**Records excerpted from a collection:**
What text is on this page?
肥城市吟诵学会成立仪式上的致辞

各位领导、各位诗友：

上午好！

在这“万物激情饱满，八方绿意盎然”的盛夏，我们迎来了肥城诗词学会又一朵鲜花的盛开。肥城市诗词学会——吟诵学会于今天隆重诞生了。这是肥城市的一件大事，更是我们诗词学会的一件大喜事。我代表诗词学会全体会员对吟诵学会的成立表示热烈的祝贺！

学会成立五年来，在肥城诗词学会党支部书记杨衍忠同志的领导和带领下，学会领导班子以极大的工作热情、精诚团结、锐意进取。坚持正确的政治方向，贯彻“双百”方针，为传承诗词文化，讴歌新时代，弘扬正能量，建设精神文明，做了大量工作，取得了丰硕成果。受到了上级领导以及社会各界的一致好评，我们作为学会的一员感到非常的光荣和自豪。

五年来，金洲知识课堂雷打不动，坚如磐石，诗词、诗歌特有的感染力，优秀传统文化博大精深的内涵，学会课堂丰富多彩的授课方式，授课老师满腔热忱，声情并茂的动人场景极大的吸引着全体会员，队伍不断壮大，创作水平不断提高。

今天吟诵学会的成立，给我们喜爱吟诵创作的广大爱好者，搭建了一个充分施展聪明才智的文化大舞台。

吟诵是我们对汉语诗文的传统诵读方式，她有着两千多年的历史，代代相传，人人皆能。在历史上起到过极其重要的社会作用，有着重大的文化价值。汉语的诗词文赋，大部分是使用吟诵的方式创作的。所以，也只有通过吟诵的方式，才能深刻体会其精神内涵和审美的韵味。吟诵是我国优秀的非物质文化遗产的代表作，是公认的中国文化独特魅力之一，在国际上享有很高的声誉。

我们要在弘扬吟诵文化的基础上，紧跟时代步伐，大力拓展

**Exercise aim:**
Print the material above once more, exactly.

**Reply to the exercise:**
What text is on this page?
肥城市吟诵学会成立仪式上的致辞

各位领导、各位诗友：

上午好！

在这“万物激情饱满，八方绿意盎然”的盛夏，我们迎来了肥城诗词学会又一朵鲜花的盛开。肥城市诗词学会——吟诵学会于今天隆重诞生了。这是肥城市的一件大事，更是我们诗词学会的一件大喜事。我代表诗词学会全体会员对吟诵学会的成立表示热烈的祝贺！

学会成立五年来，在肥城诗词学会党支部书记杨衍忠同志的领导和带领下，学会领导班子以极大的工作热情、精诚团结、锐意进取。坚持正确的政治方向，贯彻“双百”方针，为传承诗词文化，讴歌新时代，弘扬正能量，建设精神文明，做了大量工作，取得了丰硕成果。受到了上级领导以及社会各界的一致好评，我们作为学会的一员感到非常的光荣和自豪。

五年来，金洲知识课堂雷打不动，坚如磐石，诗词、诗歌特有的感染力，优秀传统文化博大精深的内涵，学会课堂丰富多彩的授课方式，授课老师满腔热忱，声情并茂的动人场景极大的吸引着全体会员，队伍不断壮大，创作水平不断提高。

今天吟诵学会的成立，给我们喜爱吟诵创作的广大爱好者，搭建了一个充分施展聪明才智的文化大舞台。

吟诵是我们对汉语诗文的传统诵读方式，她有着两千多年的历史，代代相传，人人皆能。在历史上起到过极其重要的社会作用，有着重大的文化价值。汉语的诗词文赋，大部分是使用吟诵的方式创作的。所以，也只有通过吟诵的方式，才能深刻体会其精神内涵和审美的韵味。吟诵是我国优秀的非物质文化遗产的代表作，是公认的中国文化独特魅力之一，在国际上享有很高的声誉。

我们要在弘扬吟诵文化的基础上，紧跟时代步伐，大力拓展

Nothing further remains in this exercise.